[EXTRACTED MATERIAL]
%%

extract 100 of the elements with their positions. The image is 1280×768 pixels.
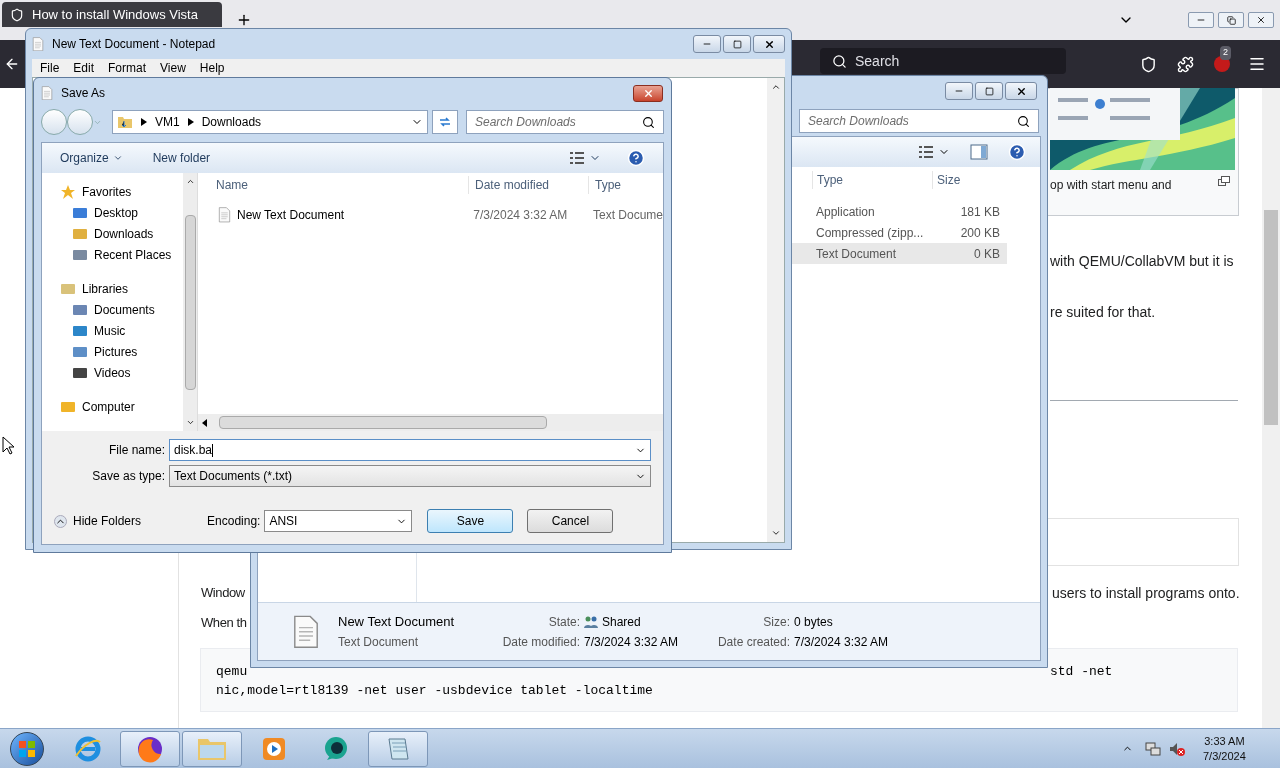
refresh-button[interactable]	[432, 110, 458, 134]
maximize-icon	[732, 39, 742, 49]
menu-item[interactable]: Format	[108, 59, 147, 77]
nav-item[interactable]: Pictures	[42, 341, 183, 362]
dialog-title: Save As	[61, 85, 106, 102]
search-icon	[1017, 114, 1030, 128]
close-button[interactable]	[633, 84, 663, 102]
address-bar[interactable]: VM1 Downloads	[112, 110, 428, 134]
scrollbar-thumb[interactable]	[184, 214, 196, 390]
close-button[interactable]	[753, 35, 785, 53]
scroll-down-icon[interactable]	[185, 418, 195, 427]
scroll-left-icon[interactable]	[202, 418, 207, 427]
nav-item[interactable]: Recent Places	[42, 244, 183, 265]
details-label: Date created:	[717, 633, 790, 651]
breadcrumb-item[interactable]: VM1	[155, 113, 180, 131]
column-header[interactable]: Size	[932, 171, 1022, 189]
file-name: New Text Document	[237, 207, 345, 224]
scroll-up-icon[interactable]	[185, 177, 195, 186]
start-button[interactable]	[10, 731, 44, 766]
details-label: State:	[548, 613, 580, 631]
field-label: Save as type:	[91, 468, 166, 485]
breadcrumb-item[interactable]: Downloads	[201, 113, 262, 131]
minimize-button[interactable]	[693, 35, 721, 53]
back-icon[interactable]	[4, 56, 20, 72]
nav-item[interactable]: Downloads	[42, 223, 183, 244]
column-header[interactable]: Type	[812, 171, 932, 189]
enlarge-icon[interactable]	[1218, 176, 1230, 186]
document-icon	[218, 207, 231, 223]
file-date: 7/3/2024 3:32 AM	[472, 207, 569, 224]
nav-item[interactable]: Libraries	[42, 278, 183, 299]
details-value: Shared	[602, 613, 641, 631]
column-header[interactable]: Type	[588, 176, 621, 194]
restore-icon	[1226, 15, 1236, 25]
column-header[interactable]: Date modified	[468, 176, 588, 194]
nav-item[interactable]: Videos	[42, 362, 183, 383]
save-type-dropdown[interactable]: Text Documents (*.txt)	[169, 465, 651, 487]
search-field[interactable]: Search	[820, 48, 1066, 74]
details-type: Text Document	[338, 634, 420, 652]
code-text: std -net	[1050, 663, 1113, 681]
view-icon[interactable]	[569, 151, 601, 165]
file-row[interactable]: New Text Document 7/3/2024 3:32 AM Text Docume	[198, 205, 663, 225]
taskbar-button[interactable]	[120, 730, 180, 767]
search-placeholder: Search	[855, 51, 900, 71]
menu-item[interactable]: Help	[199, 59, 225, 77]
maximize-button[interactable]	[723, 35, 751, 53]
network-icon[interactable]	[1145, 740, 1161, 757]
document-icon	[32, 36, 44, 52]
window-title: New Text Document - Notepad	[52, 36, 216, 53]
nav-item[interactable]: Documents	[42, 299, 183, 320]
organize-button[interactable]: Organize	[60, 149, 123, 167]
restore-button[interactable]	[1218, 12, 1244, 28]
menu-icon[interactable]	[1248, 55, 1266, 73]
encoding-dropdown[interactable]: ANSI	[264, 510, 413, 532]
file-type: Text Docume	[591, 207, 663, 224]
scrollbar-thumb[interactable]	[219, 416, 547, 429]
details-value: 7/3/2024 3:32 AM	[794, 633, 889, 651]
save-button[interactable]: Save	[427, 509, 514, 533]
scroll-up-icon[interactable]	[770, 82, 781, 92]
caret-icon	[112, 153, 123, 163]
code-text: nic,model=rtl8139 -net user -usbdevice tablet -localtime	[216, 682, 653, 700]
nav-icon	[60, 183, 76, 200]
close-icon	[1015, 85, 1027, 97]
breadcrumb-arrow-icon	[187, 118, 194, 126]
new-tab-icon[interactable]	[236, 12, 252, 28]
menu-item[interactable]: File	[40, 59, 60, 77]
hide-folders-button[interactable]: Hide Folders	[54, 512, 142, 530]
nav-item[interactable]: Desktop	[42, 202, 183, 223]
help-icon[interactable]	[627, 149, 645, 167]
search-icon	[832, 53, 847, 69]
extension-badge: 2	[1220, 46, 1231, 60]
search-field[interactable]: Search Downloads	[799, 109, 1039, 133]
menu-item[interactable]: View	[160, 59, 186, 77]
image-caption: op with start menu and	[1050, 177, 1172, 194]
field-label: File name:	[107, 442, 166, 459]
scroll-down-icon[interactable]	[770, 528, 781, 538]
help-icon[interactable]	[1008, 143, 1026, 161]
cancel-button[interactable]: Cancel	[527, 509, 614, 533]
paragraph-text: users to install programs onto.	[1052, 584, 1240, 603]
people-icon	[584, 615, 598, 628]
search-field[interactable]: Search Downloads	[466, 110, 664, 134]
search-placeholder: Search Downloads	[808, 113, 909, 130]
column-header[interactable]: Name	[198, 176, 468, 194]
nav-item[interactable]: Favorites	[42, 181, 183, 202]
maximize-button[interactable]	[975, 82, 1003, 100]
nav-item[interactable]: Computer	[42, 396, 183, 417]
file-name-field[interactable]: disk.ba	[169, 439, 651, 461]
paragraph-text: When th	[201, 614, 247, 632]
close-button[interactable]	[1005, 82, 1037, 100]
search-icon	[642, 115, 655, 129]
close-icon	[763, 38, 775, 50]
extensions-icon[interactable]	[1177, 55, 1194, 73]
menu-item[interactable]: Edit	[73, 59, 95, 77]
view-icon[interactable]	[918, 145, 950, 159]
nav-item[interactable]: Music	[42, 320, 183, 341]
minimize-button[interactable]	[945, 82, 973, 100]
close-button[interactable]	[1248, 12, 1274, 28]
browser-tab[interactable]: How to install Windows Vista	[2, 2, 222, 27]
new-folder-button[interactable]: New folder	[152, 149, 211, 167]
minimize-button[interactable]	[1188, 12, 1214, 28]
tab-favicon-icon	[10, 7, 24, 22]
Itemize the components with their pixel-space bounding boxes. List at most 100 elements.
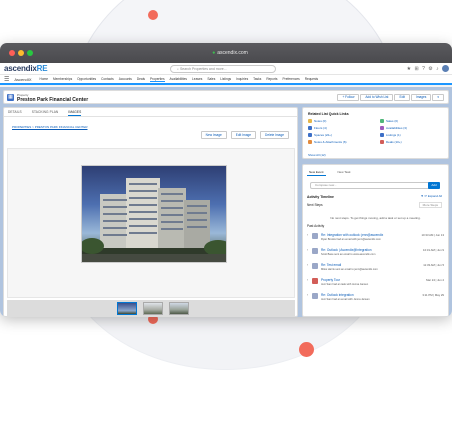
- nav-item-sales[interactable]: Sales: [207, 77, 215, 81]
- chevron-right-icon[interactable]: ›: [307, 293, 308, 297]
- nav-item-home[interactable]: Home: [40, 77, 49, 81]
- compose-input[interactable]: Compose new...: [310, 182, 438, 189]
- image-viewer: [7, 148, 295, 298]
- expand-all-link[interactable]: Expand All: [428, 194, 442, 198]
- delete-image-button[interactable]: Delete Image: [260, 131, 289, 139]
- activity-subtitle: Ryan Brooks had an email with jenn@ascen…: [321, 238, 381, 241]
- activity-title[interactable]: Re: Integration with outlook: jenn@ascen…: [321, 233, 383, 237]
- activity-item[interactable]: › Re: Test email Miles Harris sent an em…: [307, 263, 444, 277]
- logo-accent: RE: [36, 64, 48, 73]
- nav-item-memberships[interactable]: Memberships: [53, 77, 72, 81]
- edit-image-button[interactable]: Edit Image: [230, 131, 257, 139]
- avatar[interactable]: [442, 65, 449, 72]
- availabilities-icon: [380, 126, 384, 130]
- browser-window: ● ascendix.com ascendixRE ⌕ Search Proper…: [0, 43, 452, 317]
- address-text: ascendix.com: [217, 50, 248, 56]
- activity-item[interactable]: › Property Tour Jeni Sam had an task wit…: [307, 278, 444, 292]
- tab-new-event[interactable]: New Event: [307, 169, 326, 176]
- nav-item-availabilities[interactable]: Availabilities: [170, 77, 187, 81]
- quick-links-title: Related List Quick Links: [308, 112, 349, 116]
- more-actions-chevron-down-icon[interactable]: ▾: [432, 94, 444, 101]
- images-button[interactable]: Images: [410, 94, 432, 101]
- nav-item-reports[interactable]: Reports: [266, 77, 277, 81]
- quick-link-spaces[interactable]: Spaces (22+): [308, 133, 376, 137]
- maximize-window-button[interactable]: [27, 50, 33, 56]
- tab-stacking-plan[interactable]: STACKING PLAN: [32, 108, 59, 116]
- tab-new-task[interactable]: New Task: [336, 169, 353, 176]
- show-all-link[interactable]: Show All (12): [308, 153, 326, 157]
- add-icon[interactable]: ⊞: [414, 66, 419, 72]
- edit-button[interactable]: Edit: [394, 94, 410, 101]
- breadcrumb[interactable]: PROPERTIES > PRESTON PARK FINANCIAL CENT…: [12, 125, 88, 129]
- address-bar[interactable]: ● ascendix.com: [200, 48, 260, 58]
- nav-item-tasks[interactable]: Tasks: [253, 77, 261, 81]
- nav-item-leases[interactable]: Leases: [192, 77, 202, 81]
- chevron-right-icon[interactable]: ›: [307, 263, 308, 267]
- property-photo[interactable]: [81, 165, 227, 263]
- bell-icon[interactable]: ♪: [436, 66, 440, 72]
- nav-item-contacts[interactable]: Contacts: [101, 77, 114, 81]
- browser-titlebar: ● ascendix.com: [0, 43, 452, 63]
- global-search-input[interactable]: ⌕ Search Properties and more...: [170, 65, 276, 73]
- quick-link-notes-attachments[interactable]: Notes & Attachments (6): [308, 140, 376, 144]
- quick-link-label: Notes & Attachments (6): [314, 140, 347, 144]
- close-window-button[interactable]: [9, 50, 15, 56]
- activity-item[interactable]: › Re: Integration with outlook: jenn@asc…: [307, 233, 444, 247]
- activity-title[interactable]: Re: Outlook integration: [321, 293, 354, 297]
- nav-item-listings[interactable]: Listings: [220, 77, 231, 81]
- more-steps-button[interactable]: More Steps: [418, 202, 442, 208]
- thumbnail[interactable]: [117, 302, 137, 315]
- chevron-right-icon[interactable]: ›: [307, 278, 308, 282]
- floors-icon: [308, 126, 312, 130]
- building-icon: ▦: [7, 94, 14, 101]
- logo[interactable]: ascendixRE: [4, 64, 48, 73]
- quick-link-availabilities[interactable]: Availabilities (3): [380, 126, 448, 130]
- minimize-window-button[interactable]: [18, 50, 24, 56]
- filter-icon[interactable]: ▼ ⟳: [421, 194, 428, 198]
- quick-link-notes[interactable]: Notes (0): [308, 119, 376, 123]
- nav-item-opportunities[interactable]: Opportunities: [77, 77, 96, 81]
- follow-button[interactable]: + Follow: [337, 94, 360, 101]
- email-icon: [312, 263, 318, 269]
- quick-link-label: Floors (4): [314, 126, 327, 130]
- nav-item-deals[interactable]: Deals: [137, 77, 145, 81]
- quick-link-deals[interactable]: Deals (10+): [380, 140, 448, 144]
- nav-item-requests[interactable]: Requests: [305, 77, 318, 81]
- compose-button[interactable]: Add: [428, 182, 440, 189]
- thumbnail-strip: [7, 300, 295, 316]
- quick-link-floors[interactable]: Floors (4): [308, 126, 376, 130]
- nav-item-inquiries[interactable]: Inquiries: [236, 77, 248, 81]
- quick-link-label: Sales (0): [386, 119, 399, 123]
- nav-item-properties[interactable]: Properties: [150, 77, 165, 82]
- new-image-button[interactable]: New Image: [200, 131, 227, 139]
- tab-details[interactable]: DETAILS: [8, 108, 22, 116]
- activity-item[interactable]: › Re: Outlook integration Jeni Sam had a…: [307, 293, 444, 307]
- tab-images[interactable]: IMAGES: [68, 108, 82, 116]
- help-icon[interactable]: ?: [422, 66, 426, 72]
- gear-icon[interactable]: ⚙: [428, 66, 433, 72]
- nav-item-preferences[interactable]: Preferences: [283, 77, 300, 81]
- app-launcher-icon[interactable]: ☰: [4, 76, 9, 83]
- past-activity-heading: Past Activity: [307, 224, 325, 228]
- empty-next-steps-message: No next steps. To get things moving, add…: [330, 216, 421, 220]
- activity-subtitle: Jeni Sam had an task with Jenna Jansen: [321, 283, 369, 286]
- nav-item-accounts[interactable]: Accounts: [119, 77, 132, 81]
- quick-link-label: Notes (0): [314, 119, 327, 123]
- activity-date: 11:33 AM | Jun 5: [423, 263, 444, 267]
- thumbnail[interactable]: [143, 302, 163, 315]
- chevron-right-icon[interactable]: ›: [307, 248, 308, 252]
- thumbnail[interactable]: [169, 302, 189, 315]
- favorites-icon[interactable]: ★: [407, 66, 412, 72]
- activity-title[interactable]: Re: Outlook | Ascendix@Integration: [321, 248, 372, 252]
- add-to-wish-list-button[interactable]: Add to Wish List: [360, 94, 394, 101]
- chevron-right-icon[interactable]: ›: [307, 233, 308, 237]
- quick-link-listings[interactable]: Listings (1): [380, 133, 448, 137]
- quick-link-sales[interactable]: Sales (0): [380, 119, 448, 123]
- activity-subtitle: Scott Baxe sent an email to www.ascendix…: [321, 253, 376, 256]
- quick-link-label: Deals (10+): [386, 140, 402, 144]
- activity-title[interactable]: Re: Test email: [321, 263, 341, 267]
- activity-item[interactable]: › Re: Outlook | Ascendix@Integration Sco…: [307, 248, 444, 262]
- app-header: ascendixRE ⌕ Search Properties and more.…: [0, 63, 452, 75]
- header-icons: ★ ⊞ ? ⚙ ♪: [407, 65, 449, 72]
- activity-title[interactable]: Property Tour: [321, 278, 340, 282]
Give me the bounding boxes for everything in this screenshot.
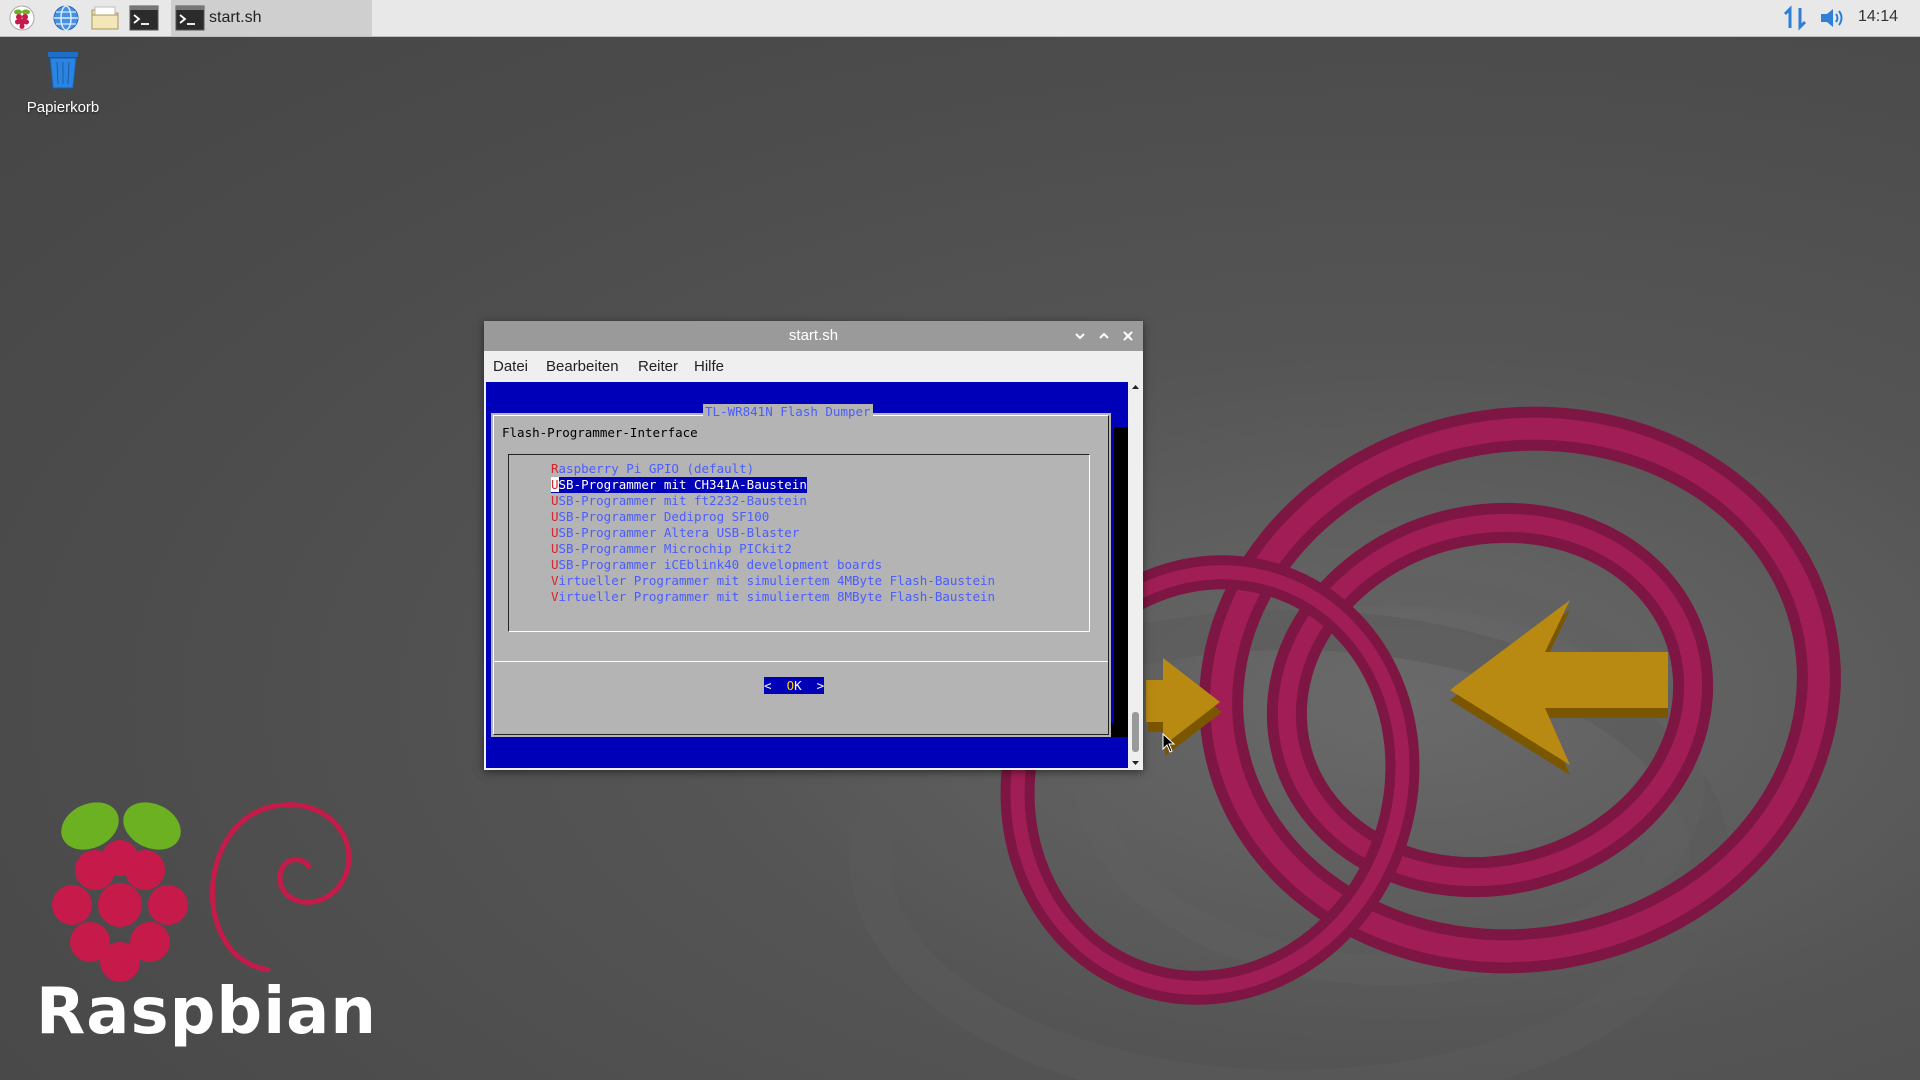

%%

[WORK TO BE COMPLETED]
Reproduce verbatim everything in the records from the line containing "- nav-item-sales[interactable]: Sales: [207, 77, 215, 81]" down to the line containing "77, 72, 81]", including both of those lines.

[SOLUTION TO THIS EXERCISE]
- nav-item-sales[interactable]: Sales: [207, 77, 215, 81]
- chevron-right-icon[interactable]: ›: [307, 293, 308, 297]
- nav-item-home[interactable]: Home: [40, 77, 49, 81]
- compose-input[interactable]: Compose new...: [310, 182, 438, 189]
- image-viewer: [7, 148, 295, 298]
- expand-all-link[interactable]: Expand All: [428, 194, 442, 198]
- delete-image-button[interactable]: Delete Image: [260, 131, 289, 139]
- activity-subtitle: Ryan Brooks had an email with jenn@ascen…: [321, 238, 381, 241]
- activity-title[interactable]: Re: Integration with outlook: jenn@ascen…: [321, 233, 383, 237]
- activity-item[interactable]: › Re: Test email Miles Harris sent an em…: [307, 263, 444, 277]
- logo-accent: RE: [36, 64, 48, 73]
- nav-item-memberships[interactable]: Memberships: [53, 77, 72, 81]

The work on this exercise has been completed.